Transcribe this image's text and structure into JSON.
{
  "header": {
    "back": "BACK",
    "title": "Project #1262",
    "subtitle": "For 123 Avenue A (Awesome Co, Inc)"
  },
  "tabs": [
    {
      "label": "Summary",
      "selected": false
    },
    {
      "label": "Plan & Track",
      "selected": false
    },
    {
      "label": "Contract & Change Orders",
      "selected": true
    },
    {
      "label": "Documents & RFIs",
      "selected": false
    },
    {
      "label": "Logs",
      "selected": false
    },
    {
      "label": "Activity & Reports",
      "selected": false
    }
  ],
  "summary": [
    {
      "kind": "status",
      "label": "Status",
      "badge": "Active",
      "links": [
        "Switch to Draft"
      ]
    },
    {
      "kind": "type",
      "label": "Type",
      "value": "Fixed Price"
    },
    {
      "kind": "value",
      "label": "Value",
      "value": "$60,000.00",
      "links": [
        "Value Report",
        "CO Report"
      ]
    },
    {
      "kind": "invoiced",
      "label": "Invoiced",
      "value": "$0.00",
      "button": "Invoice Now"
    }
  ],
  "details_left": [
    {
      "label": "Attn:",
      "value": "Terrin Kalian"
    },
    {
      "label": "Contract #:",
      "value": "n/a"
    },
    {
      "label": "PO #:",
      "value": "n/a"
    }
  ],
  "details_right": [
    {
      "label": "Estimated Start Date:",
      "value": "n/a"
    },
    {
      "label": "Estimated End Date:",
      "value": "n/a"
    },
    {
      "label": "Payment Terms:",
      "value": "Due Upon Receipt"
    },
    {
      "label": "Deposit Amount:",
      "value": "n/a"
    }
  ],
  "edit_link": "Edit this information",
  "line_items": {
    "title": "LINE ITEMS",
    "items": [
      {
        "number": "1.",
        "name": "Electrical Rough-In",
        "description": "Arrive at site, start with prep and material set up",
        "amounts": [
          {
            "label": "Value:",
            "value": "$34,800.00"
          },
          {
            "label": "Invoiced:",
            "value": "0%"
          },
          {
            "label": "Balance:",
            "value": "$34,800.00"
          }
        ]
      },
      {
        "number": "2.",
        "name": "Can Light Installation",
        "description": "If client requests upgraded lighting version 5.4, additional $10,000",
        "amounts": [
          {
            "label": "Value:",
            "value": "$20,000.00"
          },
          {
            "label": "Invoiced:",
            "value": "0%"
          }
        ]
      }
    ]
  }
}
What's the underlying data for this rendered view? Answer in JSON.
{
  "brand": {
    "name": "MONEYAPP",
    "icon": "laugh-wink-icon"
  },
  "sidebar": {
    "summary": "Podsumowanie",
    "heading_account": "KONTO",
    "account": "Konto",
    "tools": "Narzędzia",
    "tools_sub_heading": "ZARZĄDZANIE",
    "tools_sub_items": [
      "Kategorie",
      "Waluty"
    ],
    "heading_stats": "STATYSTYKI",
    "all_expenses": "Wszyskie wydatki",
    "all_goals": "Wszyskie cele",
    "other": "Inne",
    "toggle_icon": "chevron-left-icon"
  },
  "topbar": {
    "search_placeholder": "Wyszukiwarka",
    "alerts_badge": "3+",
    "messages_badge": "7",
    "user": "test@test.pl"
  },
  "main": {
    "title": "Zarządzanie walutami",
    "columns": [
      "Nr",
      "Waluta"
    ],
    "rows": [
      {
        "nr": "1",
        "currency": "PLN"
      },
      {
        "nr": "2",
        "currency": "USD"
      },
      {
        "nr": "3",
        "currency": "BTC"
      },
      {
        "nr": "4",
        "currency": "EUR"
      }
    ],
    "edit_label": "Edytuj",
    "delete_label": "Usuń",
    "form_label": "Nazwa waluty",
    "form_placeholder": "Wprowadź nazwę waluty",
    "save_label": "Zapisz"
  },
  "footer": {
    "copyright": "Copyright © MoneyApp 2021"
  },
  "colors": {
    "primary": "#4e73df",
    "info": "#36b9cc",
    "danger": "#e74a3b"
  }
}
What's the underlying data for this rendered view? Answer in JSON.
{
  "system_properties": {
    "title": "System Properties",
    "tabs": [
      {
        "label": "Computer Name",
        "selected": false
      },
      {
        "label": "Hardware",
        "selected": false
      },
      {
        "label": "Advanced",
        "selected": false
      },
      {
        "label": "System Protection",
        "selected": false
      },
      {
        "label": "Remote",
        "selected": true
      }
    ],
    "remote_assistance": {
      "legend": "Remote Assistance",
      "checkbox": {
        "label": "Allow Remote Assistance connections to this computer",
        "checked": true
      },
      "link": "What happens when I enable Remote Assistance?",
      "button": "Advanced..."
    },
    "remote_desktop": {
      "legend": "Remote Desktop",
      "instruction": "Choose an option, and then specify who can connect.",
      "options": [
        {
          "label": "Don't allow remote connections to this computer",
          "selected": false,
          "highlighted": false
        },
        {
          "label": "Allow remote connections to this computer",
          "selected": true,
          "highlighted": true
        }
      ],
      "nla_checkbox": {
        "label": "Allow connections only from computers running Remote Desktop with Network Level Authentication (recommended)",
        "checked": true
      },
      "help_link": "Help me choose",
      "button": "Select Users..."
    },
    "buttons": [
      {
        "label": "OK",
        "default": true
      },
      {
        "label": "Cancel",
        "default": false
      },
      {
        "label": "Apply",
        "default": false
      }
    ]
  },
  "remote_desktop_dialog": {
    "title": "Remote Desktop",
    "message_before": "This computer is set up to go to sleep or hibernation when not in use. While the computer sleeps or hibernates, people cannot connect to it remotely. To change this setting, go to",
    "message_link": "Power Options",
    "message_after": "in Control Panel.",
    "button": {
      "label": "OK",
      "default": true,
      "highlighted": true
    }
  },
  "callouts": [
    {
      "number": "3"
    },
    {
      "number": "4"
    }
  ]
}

========================================================================

# Task instructions
Write the material out exactly, with nothing left out.

# The result
Transcribe this image's text and structure into JSON.
{
  "header": {
    "back": "BACK",
    "title": "Project #1262",
    "subtitle": "For 123 Avenue A (Awesome Co, Inc)"
  },
  "tabs": [
    {
      "label": "Summary",
      "selected": false
    },
    {
      "label": "Plan & Track",
      "selected": false
    },
    {
      "label": "Contract & Change Orders",
      "selected": true
    },
    {
      "label": "Documents & RFIs",
      "selected": false
    },
    {
      "label": "Logs",
      "selected": false
    },
    {
      "label": "Activity & Reports",
      "selected": false
    }
  ],
  "summary": [
    {
      "kind": "status",
      "label": "Status",
      "badge": "Active",
      "links": [
        "Switch to Draft"
      ]
    },
    {
      "kind": "type",
      "label": "Type",
      "value": "Fixed Price"
    },
    {
      "kind": "value",
      "label": "Value",
      "value": "$60,000.00",
      "links": [
        "Value Report",
        "CO Report"
      ]
    },
    {
      "kind": "invoiced",
      "label": "Invoiced",
      "value": "$0.00",
      "button": "Invoice Now"
    }
  ],
  "details_left": [
    {
      "label": "Attn:",
      "value": "Terrin Kalian"
    },
    {
      "label": "Contract #:",
      "value": "n/a"
    },
    {
      "label": "PO #:",
      "value": "n/a"
    }
  ],
  "details_right": [
    {
      "label": "Estimated Start Date:",
      "value": "n/a"
    },
    {
      "label": "Estimated End Date:",
      "value": "n/a"
    },
    {
      "label": "Payment Terms:",
      "value": "Due Upon Receipt"
    },
    {
      "label": "Deposit Amount:",
      "value": "n/a"
    }
  ],
  "edit_link": "Edit this information",
  "line_items": {
    "title": "LINE ITEMS",
    "items": [
      {
        "number": "1.",
        "name": "Electrical Rough-In",
        "description": "Arrive at site, start with prep and material set up",
        "amounts": [
          {
            "label": "Value:",
            "value": "$34,800.00"
          },
          {
            "label": "Invoiced:",
            "value": "0%"
          },
          {
            "label": "Balance:",
            "value": "$34,800.00"
          }
        ]
      },
      {
        "number": "2.",
        "name": "Can Light Installation",
        "description": "If client requests upgraded lighting version 5.4, additional $10,000",
        "amounts": [
          {
            "label": "Value:",
            "value": "$20,000.00"
          },
          {
            "label": "Invoiced:",
            "value": "0%"
          }
        ]
      }
    ]
  }
}
What's the underlying data for this rendered view? Answer in JSON.
{
  "brand": {
    "name": "MONEYAPP",
    "icon": "laugh-wink-icon"
  },
  "sidebar": {
    "summary": "Podsumowanie",
    "heading_account": "KONTO",
    "account": "Konto",
    "tools": "Narzędzia",
    "tools_sub_heading": "ZARZĄDZANIE",
    "tools_sub_items": [
      "Kategorie",
      "Waluty"
    ],
    "heading_stats": "STATYSTYKI",
    "all_expenses": "Wszyskie wydatki",
    "all_goals": "Wszyskie cele",
    "other": "Inne",
    "toggle_icon": "chevron-left-icon"
  },
  "topbar": {
    "search_placeholder": "Wyszukiwarka",
    "alerts_badge": "3+",
    "messages_badge": "7",
    "user": "test@test.pl"
  },
  "main": {
    "title": "Zarządzanie walutami",
    "columns": [
      "Nr",
      "Waluta"
    ],
    "rows": [
      {
        "nr": "1",
        "currency": "PLN"
      },
      {
        "nr": "2",
        "currency": "USD"
      },
      {
        "nr": "3",
        "currency": "BTC"
      },
      {
        "nr": "4",
        "currency": "EUR"
      }
    ],
    "edit_label": "Edytuj",
    "delete_label": "Usuń",
    "form_label": "Nazwa waluty",
    "form_placeholder": "Wprowadź nazwę waluty",
    "save_label": "Zapisz"
  },
  "footer": {
    "copyright": "Copyright © MoneyApp 2021"
  },
  "colors": {
    "primary": "#4e73df",
    "info": "#36b9cc",
    "danger": "#e74a3b"
  }
}
What's the underlying data for this rendered view? Answer in JSON.
{
  "system_properties": {
    "title": "System Properties",
    "tabs": [
      {
        "label": "Computer Name",
        "selected": false
      },
      {
        "label": "Hardware",
        "selected": false
      },
      {
        "label": "Advanced",
        "selected": false
      },
      {
        "label": "System Protection",
        "selected": false
      },
      {
        "label": "Remote",
        "selected": true
      }
    ],
    "remote_assistance": {
      "legend": "Remote Assistance",
      "checkbox": {
        "label": "Allow Remote Assistance connections to this computer",
        "checked": true
      },
      "link": "What happens when I enable Remote Assistance?",
      "button": "Advanced..."
    },
    "remote_desktop": {
      "legend": "Remote Desktop",
      "instruction": "Choose an option, and then specify who can connect.",
      "options": [
        {
          "label": "Don't allow remote connections to this computer",
          "selected": false,
          "highlighted": false
        },
        {
          "label": "Allow remote connections to this computer",
          "selected": true,
          "highlighted": true
        }
      ],
      "nla_checkbox": {
        "label": "Allow connections only from computers running Remote Desktop with Network Level Authentication (recommended)",
        "checked": true
      },
      "help_link": "Help me choose",
      "button": "Select Users..."
    },
    "buttons": [
      {
        "label": "OK",
        "default": true
      },
      {
        "label": "Cancel",
        "default": false
      },
      {
        "label": "Apply",
        "default": false
      }
    ]
  },
  "remote_desktop_dialog": {
    "title": "Remote Desktop",
    "message_before": "This computer is set up to go to sleep or hibernation when not in use. While the computer sleeps or hibernates, people cannot connect to it remotely. To change this setting, go to",
    "message_link": "Power Options",
    "message_after": "in Control Panel.",
    "button": {
      "label": "OK",
      "default": true,
      "highlighted": true
    }
  },
  "callouts": [
    {
      "number": "3"
    },
    {
      "number": "4"
    }
  ]
}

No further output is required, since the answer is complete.